## What you need to do
Retype the records below exactly as they appear.

##### Data for processing

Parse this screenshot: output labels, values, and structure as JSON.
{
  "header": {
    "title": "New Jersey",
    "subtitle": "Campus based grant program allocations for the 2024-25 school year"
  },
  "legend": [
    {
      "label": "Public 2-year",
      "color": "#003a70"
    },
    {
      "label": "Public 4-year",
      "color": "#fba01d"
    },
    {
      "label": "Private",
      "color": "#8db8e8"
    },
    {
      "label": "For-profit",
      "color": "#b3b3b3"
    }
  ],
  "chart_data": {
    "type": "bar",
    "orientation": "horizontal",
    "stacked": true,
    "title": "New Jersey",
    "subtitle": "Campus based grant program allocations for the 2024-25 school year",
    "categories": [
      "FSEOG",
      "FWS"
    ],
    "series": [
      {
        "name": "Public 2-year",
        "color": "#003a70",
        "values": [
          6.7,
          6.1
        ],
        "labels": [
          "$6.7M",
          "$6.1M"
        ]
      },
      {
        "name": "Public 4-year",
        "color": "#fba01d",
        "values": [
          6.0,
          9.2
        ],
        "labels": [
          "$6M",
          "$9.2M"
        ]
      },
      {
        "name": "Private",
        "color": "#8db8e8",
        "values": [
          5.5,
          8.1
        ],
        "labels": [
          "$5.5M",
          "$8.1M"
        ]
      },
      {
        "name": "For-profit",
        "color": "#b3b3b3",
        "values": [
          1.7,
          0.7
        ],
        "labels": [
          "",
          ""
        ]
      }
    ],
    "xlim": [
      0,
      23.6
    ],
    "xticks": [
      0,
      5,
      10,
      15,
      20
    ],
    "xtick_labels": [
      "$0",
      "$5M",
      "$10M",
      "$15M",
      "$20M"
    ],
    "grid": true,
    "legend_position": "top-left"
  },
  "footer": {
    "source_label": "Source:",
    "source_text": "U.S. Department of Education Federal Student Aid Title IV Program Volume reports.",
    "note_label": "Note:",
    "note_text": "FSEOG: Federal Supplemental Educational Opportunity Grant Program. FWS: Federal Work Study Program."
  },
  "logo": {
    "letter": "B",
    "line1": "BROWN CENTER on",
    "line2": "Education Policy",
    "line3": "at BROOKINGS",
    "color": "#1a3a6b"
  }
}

##########

## Exercise response
Parse this screenshot: output labels, values, and structure as JSON.
{
  "header": {
    "title": "New Jersey",
    "subtitle": "Campus based grant program allocations for the 2024-25 school year"
  },
  "legend": [
    {
      "label": "Public 2-year",
      "color": "#003a70"
    },
    {
      "label": "Public 4-year",
      "color": "#fba01d"
    },
    {
      "label": "Private",
      "color": "#8db8e8"
    },
    {
      "label": "For-profit",
      "color": "#b3b3b3"
    }
  ],
  "chart_data": {
    "type": "bar",
    "orientation": "horizontal",
    "stacked": true,
    "title": "New Jersey",
    "subtitle": "Campus based grant program allocations for the 2024-25 school year",
    "categories": [
      "FSEOG",
      "FWS"
    ],
    "series": [
      {
        "name": "Public 2-year",
        "color": "#003a70",
        "values": [
          6.7,
          6.1
        ],
        "labels": [
          "$6.7M",
          "$6.1M"
        ]
      },
      {
        "name": "Public 4-year",
        "color": "#fba01d",
        "values": [
          6.0,
          9.2
        ],
        "labels": [
          "$6M",
          "$9.2M"
        ]
      },
      {
        "name": "Private",
        "color": "#8db8e8",
        "values": [
          5.5,
          8.1
        ],
        "labels": [
          "$5.5M",
          "$8.1M"
        ]
      },
      {
        "name": "For-profit",
        "color": "#b3b3b3",
        "values": [
          1.7,
          0.7
        ],
        "labels": [
          "",
          ""
        ]
      }
    ],
    "xlim": [
      0,
      23.6
    ],
    "xticks": [
      0,
      5,
      10,
      15,
      20
    ],
    "xtick_labels": [
      "$0",
      "$5M",
      "$10M",
      "$15M",
      "$20M"
    ],
    "grid": true,
    "legend_position": "top-left"
  },
  "footer": {
    "source_label": "Source:",
    "source_text": "U.S. Department of Education Federal Student Aid Title IV Program Volume reports.",
    "note_label": "Note:",
    "note_text": "FSEOG: Federal Supplemental Educational Opportunity Grant Program. FWS: Federal Work Study Program."
  },
  "logo": {
    "letter": "B",
    "line1": "BROWN CENTER on",
    "line2": "Education Policy",
    "line3": "at BROOKINGS",
    "color": "#1a3a6b"
  }
}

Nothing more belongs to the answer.